Task prompt:
Pick out every line that holds the string "óptica" and copy it.

Data extract:

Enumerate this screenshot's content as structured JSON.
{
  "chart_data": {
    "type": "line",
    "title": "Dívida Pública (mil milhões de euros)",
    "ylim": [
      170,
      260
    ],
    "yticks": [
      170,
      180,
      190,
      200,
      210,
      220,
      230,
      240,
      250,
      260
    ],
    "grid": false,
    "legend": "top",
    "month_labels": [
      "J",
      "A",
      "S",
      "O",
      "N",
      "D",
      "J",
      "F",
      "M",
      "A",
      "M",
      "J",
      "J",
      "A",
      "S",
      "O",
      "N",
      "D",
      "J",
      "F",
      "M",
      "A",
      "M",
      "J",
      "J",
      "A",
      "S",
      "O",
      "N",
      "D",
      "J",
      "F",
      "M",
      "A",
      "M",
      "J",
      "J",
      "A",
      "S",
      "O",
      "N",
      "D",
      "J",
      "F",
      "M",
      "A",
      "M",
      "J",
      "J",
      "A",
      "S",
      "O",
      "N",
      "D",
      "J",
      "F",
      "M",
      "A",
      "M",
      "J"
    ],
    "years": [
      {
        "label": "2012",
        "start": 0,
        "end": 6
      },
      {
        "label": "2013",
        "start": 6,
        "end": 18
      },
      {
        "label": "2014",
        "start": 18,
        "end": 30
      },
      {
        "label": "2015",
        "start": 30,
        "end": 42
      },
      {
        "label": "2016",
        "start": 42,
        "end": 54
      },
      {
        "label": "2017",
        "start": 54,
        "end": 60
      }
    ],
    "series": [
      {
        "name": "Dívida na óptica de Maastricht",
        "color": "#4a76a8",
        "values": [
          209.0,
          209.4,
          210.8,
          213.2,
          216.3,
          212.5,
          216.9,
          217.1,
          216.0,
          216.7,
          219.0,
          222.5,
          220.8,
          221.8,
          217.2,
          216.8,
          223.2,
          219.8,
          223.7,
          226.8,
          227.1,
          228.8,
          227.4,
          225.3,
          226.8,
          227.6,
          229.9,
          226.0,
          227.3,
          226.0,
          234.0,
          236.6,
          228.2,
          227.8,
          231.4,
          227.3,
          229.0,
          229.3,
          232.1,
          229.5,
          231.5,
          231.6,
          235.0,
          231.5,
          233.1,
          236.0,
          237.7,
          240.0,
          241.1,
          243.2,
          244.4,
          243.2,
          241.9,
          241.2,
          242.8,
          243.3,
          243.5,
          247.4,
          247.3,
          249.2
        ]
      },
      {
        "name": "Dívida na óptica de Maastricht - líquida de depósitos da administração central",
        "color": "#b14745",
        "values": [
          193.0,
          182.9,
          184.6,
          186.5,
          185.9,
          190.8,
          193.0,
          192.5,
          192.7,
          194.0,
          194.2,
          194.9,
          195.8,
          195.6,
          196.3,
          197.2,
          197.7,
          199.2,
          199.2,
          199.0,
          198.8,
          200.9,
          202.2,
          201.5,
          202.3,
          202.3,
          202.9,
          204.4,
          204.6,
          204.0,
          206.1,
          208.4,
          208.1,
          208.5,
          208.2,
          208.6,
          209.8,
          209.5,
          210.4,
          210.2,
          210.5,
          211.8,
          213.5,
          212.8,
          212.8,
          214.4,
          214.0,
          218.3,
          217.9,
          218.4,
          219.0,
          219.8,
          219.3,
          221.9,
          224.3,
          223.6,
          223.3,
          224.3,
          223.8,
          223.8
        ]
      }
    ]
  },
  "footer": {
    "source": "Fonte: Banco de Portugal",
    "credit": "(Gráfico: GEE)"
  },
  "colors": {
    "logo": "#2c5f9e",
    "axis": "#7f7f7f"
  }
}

Full response:
        "name": "Dívida na óptica de Maastricht",
        "name": "Dívida na óptica de Maastricht - líquida de depósitos da administração central",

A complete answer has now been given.